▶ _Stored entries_
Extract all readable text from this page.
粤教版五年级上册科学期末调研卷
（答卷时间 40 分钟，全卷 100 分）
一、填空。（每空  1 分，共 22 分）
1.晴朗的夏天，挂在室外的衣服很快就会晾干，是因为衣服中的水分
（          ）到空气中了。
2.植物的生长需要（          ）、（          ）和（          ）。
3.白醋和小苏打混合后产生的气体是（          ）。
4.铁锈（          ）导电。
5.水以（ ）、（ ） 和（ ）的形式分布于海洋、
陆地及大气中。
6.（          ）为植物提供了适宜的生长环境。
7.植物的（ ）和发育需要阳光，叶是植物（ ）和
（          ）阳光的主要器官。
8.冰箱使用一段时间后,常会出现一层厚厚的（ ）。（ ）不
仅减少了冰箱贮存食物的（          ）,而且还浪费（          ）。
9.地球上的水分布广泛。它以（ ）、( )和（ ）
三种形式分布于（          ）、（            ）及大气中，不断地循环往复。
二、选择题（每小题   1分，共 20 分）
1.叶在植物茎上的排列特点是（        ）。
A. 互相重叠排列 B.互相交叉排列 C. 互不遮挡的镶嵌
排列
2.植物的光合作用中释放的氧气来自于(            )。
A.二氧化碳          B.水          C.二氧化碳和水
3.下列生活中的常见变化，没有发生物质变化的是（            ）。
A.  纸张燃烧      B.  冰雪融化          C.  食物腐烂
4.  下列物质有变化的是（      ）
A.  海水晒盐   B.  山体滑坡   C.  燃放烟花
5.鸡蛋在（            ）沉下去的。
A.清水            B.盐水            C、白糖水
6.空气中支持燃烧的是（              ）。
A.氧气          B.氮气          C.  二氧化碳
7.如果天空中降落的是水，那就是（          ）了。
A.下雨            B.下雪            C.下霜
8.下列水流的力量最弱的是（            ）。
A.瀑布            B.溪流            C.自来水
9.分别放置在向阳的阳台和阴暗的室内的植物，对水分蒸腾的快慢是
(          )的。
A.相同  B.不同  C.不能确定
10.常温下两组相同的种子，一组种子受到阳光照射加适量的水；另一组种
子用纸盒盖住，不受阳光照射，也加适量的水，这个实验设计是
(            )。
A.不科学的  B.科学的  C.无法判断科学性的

▶ _WHAT THE EXERCISE ASKS_
Reproduce all of the data exactly as given.

▶ _COMPLETE ANSWER_
Extract all readable text from this page.
粤教版五年级上册科学期末调研卷
（答卷时间 40 分钟，全卷 100 分）
一、填空。（每空  1 分，共 22 分）
1.晴朗的夏天，挂在室外的衣服很快就会晾干，是因为衣服中的水分
（          ）到空气中了。
2.植物的生长需要（          ）、（          ）和（          ）。
3.白醋和小苏打混合后产生的气体是（          ）。
4.铁锈（          ）导电。
5.水以（ ）、（ ） 和（ ）的形式分布于海洋、
陆地及大气中。
6.（          ）为植物提供了适宜的生长环境。
7.植物的（ ）和发育需要阳光，叶是植物（ ）和
（          ）阳光的主要器官。
8.冰箱使用一段时间后,常会出现一层厚厚的（ ）。（ ）不
仅减少了冰箱贮存食物的（          ）,而且还浪费（          ）。
9.地球上的水分布广泛。它以（ ）、( )和（ ）
三种形式分布于（          ）、（            ）及大气中，不断地循环往复。
二、选择题（每小题   1分，共 20 分）
1.叶在植物茎上的排列特点是（        ）。
A. 互相重叠排列 B.互相交叉排列 C. 互不遮挡的镶嵌
排列
2.植物的光合作用中释放的氧气来自于(            )。
A.二氧化碳          B.水          C.二氧化碳和水
3.下列生活中的常见变化，没有发生物质变化的是（            ）。
A.  纸张燃烧      B.  冰雪融化          C.  食物腐烂
4.  下列物质有变化的是（      ）
A.  海水晒盐   B.  山体滑坡   C.  燃放烟花
5.鸡蛋在（            ）沉下去的。
A.清水            B.盐水            C、白糖水
6.空气中支持燃烧的是（              ）。
A.氧气          B.氮气          C.  二氧化碳
7.如果天空中降落的是水，那就是（          ）了。
A.下雨            B.下雪            C.下霜
8.下列水流的力量最弱的是（            ）。
A.瀑布            B.溪流            C.自来水
9.分别放置在向阳的阳台和阴暗的室内的植物，对水分蒸腾的快慢是
(          )的。
A.相同  B.不同  C.不能确定
10.常温下两组相同的种子，一组种子受到阳光照射加适量的水；另一组种
子用纸盒盖住，不受阳光照射，也加适量的水，这个实验设计是
(            )。
A.不科学的  B.科学的  C.无法判断科学性的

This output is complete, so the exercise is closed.